Extracted data entries
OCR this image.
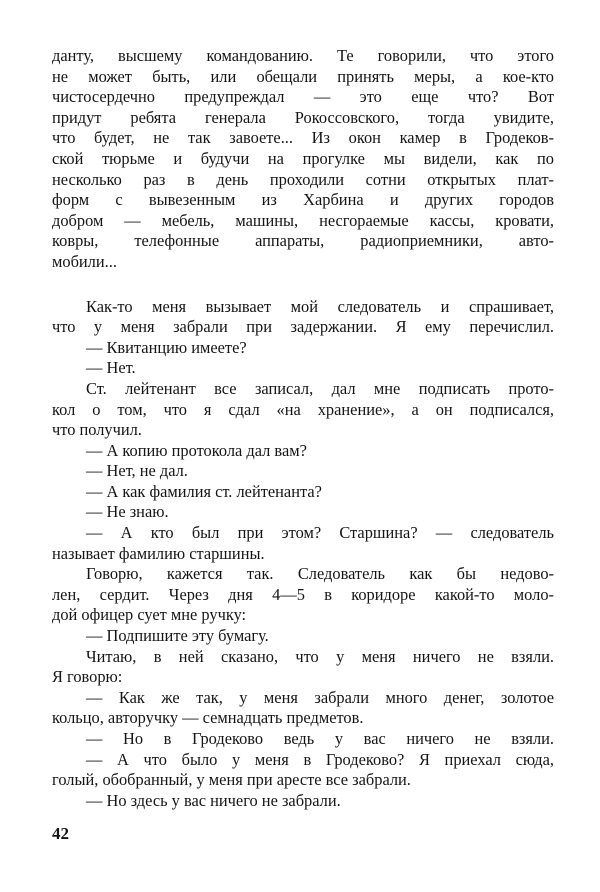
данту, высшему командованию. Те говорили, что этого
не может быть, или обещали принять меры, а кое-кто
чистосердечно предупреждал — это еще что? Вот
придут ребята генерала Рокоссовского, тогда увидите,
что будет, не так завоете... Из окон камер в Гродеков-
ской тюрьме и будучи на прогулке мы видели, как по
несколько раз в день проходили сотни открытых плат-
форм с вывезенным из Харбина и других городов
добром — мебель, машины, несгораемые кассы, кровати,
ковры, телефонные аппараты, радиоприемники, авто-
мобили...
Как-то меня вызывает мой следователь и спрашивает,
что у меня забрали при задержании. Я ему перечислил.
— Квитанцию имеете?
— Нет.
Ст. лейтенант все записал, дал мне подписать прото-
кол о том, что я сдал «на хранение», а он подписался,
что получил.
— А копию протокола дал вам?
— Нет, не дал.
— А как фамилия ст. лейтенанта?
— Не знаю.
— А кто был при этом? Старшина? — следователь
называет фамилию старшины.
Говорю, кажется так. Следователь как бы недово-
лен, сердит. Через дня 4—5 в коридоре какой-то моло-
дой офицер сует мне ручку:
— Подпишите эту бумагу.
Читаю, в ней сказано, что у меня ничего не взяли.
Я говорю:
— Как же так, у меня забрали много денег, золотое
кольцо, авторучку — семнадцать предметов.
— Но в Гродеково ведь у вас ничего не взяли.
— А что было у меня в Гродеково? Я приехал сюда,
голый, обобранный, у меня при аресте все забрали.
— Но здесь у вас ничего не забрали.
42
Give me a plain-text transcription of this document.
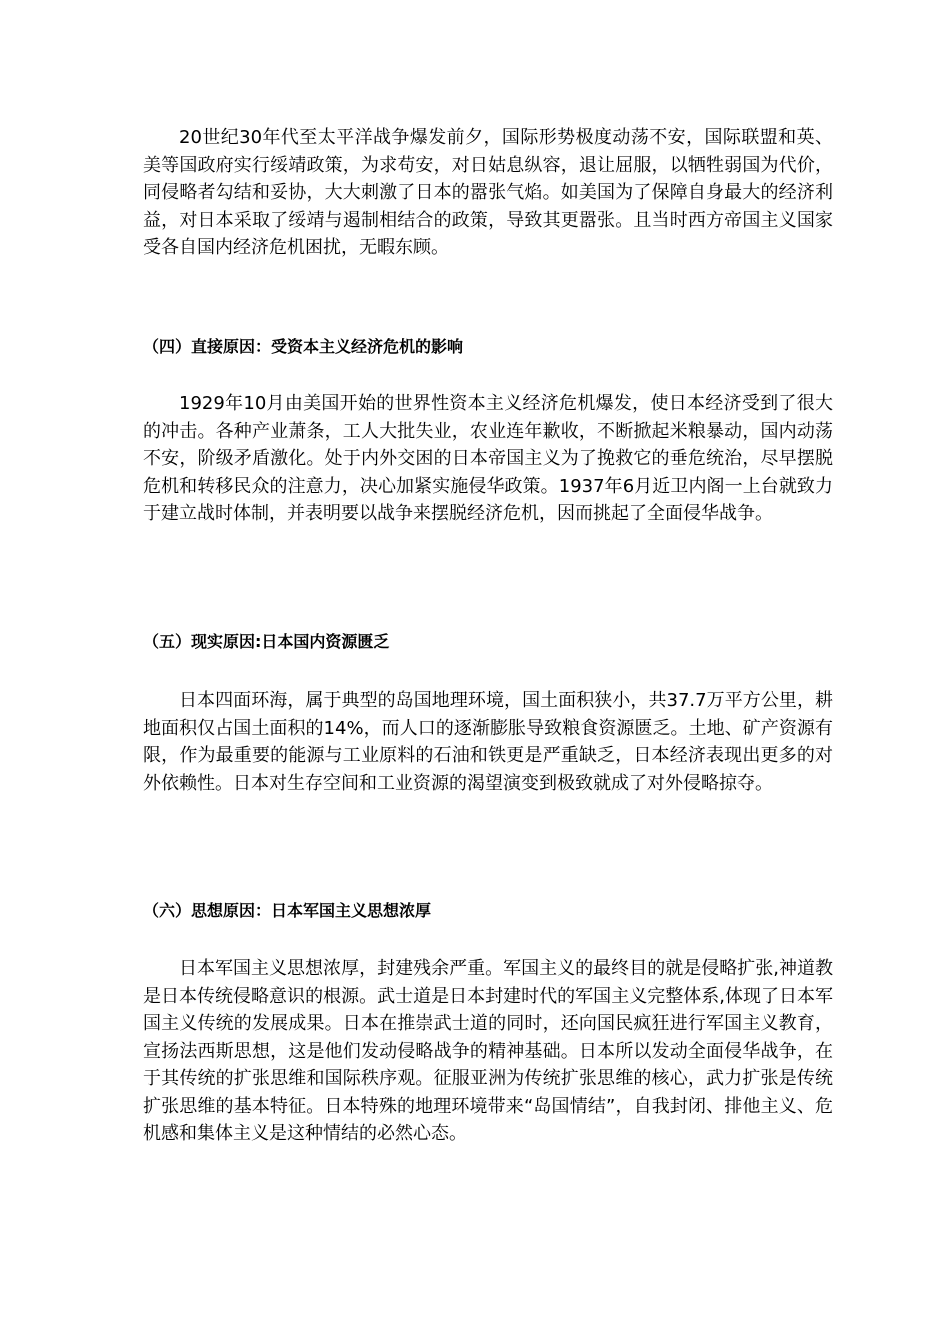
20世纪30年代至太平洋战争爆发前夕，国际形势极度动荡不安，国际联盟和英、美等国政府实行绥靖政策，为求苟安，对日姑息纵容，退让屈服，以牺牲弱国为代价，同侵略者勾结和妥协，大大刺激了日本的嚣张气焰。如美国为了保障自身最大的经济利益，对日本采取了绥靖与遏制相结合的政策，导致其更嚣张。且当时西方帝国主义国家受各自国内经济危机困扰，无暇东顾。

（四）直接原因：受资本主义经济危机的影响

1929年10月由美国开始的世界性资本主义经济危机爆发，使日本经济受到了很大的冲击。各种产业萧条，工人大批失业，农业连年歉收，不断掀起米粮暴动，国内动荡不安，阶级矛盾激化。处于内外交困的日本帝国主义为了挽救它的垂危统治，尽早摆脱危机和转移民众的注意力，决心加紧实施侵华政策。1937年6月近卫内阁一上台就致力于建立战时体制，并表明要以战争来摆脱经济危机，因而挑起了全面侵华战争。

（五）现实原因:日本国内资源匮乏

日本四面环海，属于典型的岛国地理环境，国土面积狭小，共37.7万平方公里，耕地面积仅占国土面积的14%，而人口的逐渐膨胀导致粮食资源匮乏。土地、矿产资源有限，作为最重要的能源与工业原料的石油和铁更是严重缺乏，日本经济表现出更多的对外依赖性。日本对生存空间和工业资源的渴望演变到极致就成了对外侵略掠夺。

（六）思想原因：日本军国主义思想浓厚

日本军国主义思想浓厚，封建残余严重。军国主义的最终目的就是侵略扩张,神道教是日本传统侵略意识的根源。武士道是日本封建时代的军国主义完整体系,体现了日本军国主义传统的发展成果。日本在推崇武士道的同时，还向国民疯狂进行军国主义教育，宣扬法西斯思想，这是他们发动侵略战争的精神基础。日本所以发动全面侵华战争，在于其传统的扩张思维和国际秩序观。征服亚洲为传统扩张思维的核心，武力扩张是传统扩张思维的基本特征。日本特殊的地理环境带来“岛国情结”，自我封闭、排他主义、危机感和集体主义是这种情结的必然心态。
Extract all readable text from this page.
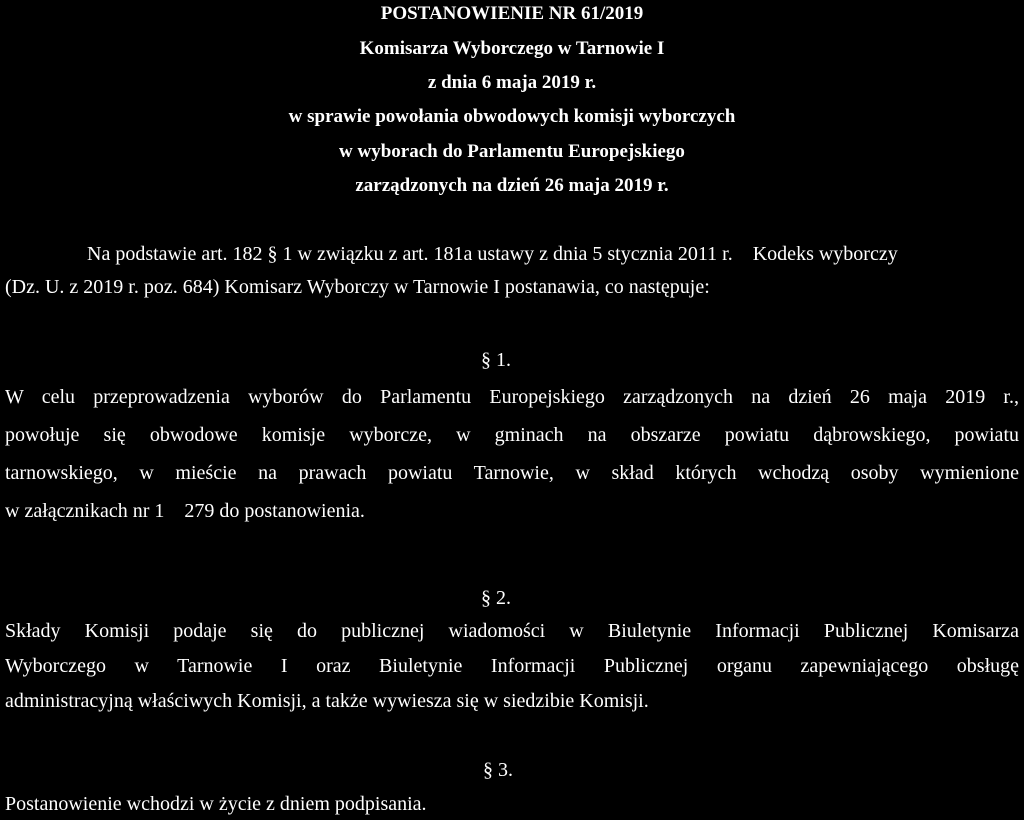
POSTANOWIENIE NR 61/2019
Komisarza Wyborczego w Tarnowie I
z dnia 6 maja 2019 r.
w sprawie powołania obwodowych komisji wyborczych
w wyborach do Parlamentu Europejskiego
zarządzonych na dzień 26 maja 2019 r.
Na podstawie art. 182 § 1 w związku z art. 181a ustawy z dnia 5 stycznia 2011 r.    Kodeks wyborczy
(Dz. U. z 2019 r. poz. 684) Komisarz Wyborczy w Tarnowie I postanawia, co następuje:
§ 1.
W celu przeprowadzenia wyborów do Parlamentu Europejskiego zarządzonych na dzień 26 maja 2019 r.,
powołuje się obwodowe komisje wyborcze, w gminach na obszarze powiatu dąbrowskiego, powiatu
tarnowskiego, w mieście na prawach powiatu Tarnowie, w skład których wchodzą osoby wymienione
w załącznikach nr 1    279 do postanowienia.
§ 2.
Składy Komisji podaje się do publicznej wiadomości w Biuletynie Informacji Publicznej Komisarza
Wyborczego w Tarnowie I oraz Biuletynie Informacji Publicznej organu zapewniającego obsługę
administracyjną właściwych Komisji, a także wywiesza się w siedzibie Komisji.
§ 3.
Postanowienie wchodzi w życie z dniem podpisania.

PROBLEM TO WORK ON:
Copy out exactly the lines between the line containing "Extract all readable text from this page." and the end of the entries, including both, and leave the pictures behind.

ANSWER FOR THIS EXERCISE:
Extract all readable text from this page.
POSTANOWIENIE NR 61/2019
Komisarza Wyborczego w Tarnowie I
z dnia 6 maja 2019 r.
w sprawie powołania obwodowych komisji wyborczych
w wyborach do Parlamentu Europejskiego
zarządzonych na dzień 26 maja 2019 r.
Na podstawie art. 182 § 1 w związku z art. 181a ustawy z dnia 5 stycznia 2011 r.    Kodeks wyborczy
(Dz. U. z 2019 r. poz. 684) Komisarz Wyborczy w Tarnowie I postanawia, co następuje:
§ 1.
W celu przeprowadzenia wyborów do Parlamentu Europejskiego zarządzonych na dzień 26 maja 2019 r.,
powołuje się obwodowe komisje wyborcze, w gminach na obszarze powiatu dąbrowskiego, powiatu
tarnowskiego, w mieście na prawach powiatu Tarnowie, w skład których wchodzą osoby wymienione
w załącznikach nr 1    279 do postanowienia.
§ 2.
Składy Komisji podaje się do publicznej wiadomości w Biuletynie Informacji Publicznej Komisarza
Wyborczego w Tarnowie I oraz Biuletynie Informacji Publicznej organu zapewniającego obsługę
administracyjną właściwych Komisji, a także wywiesza się w siedzibie Komisji.
§ 3.
Postanowienie wchodzi w życie z dniem podpisania.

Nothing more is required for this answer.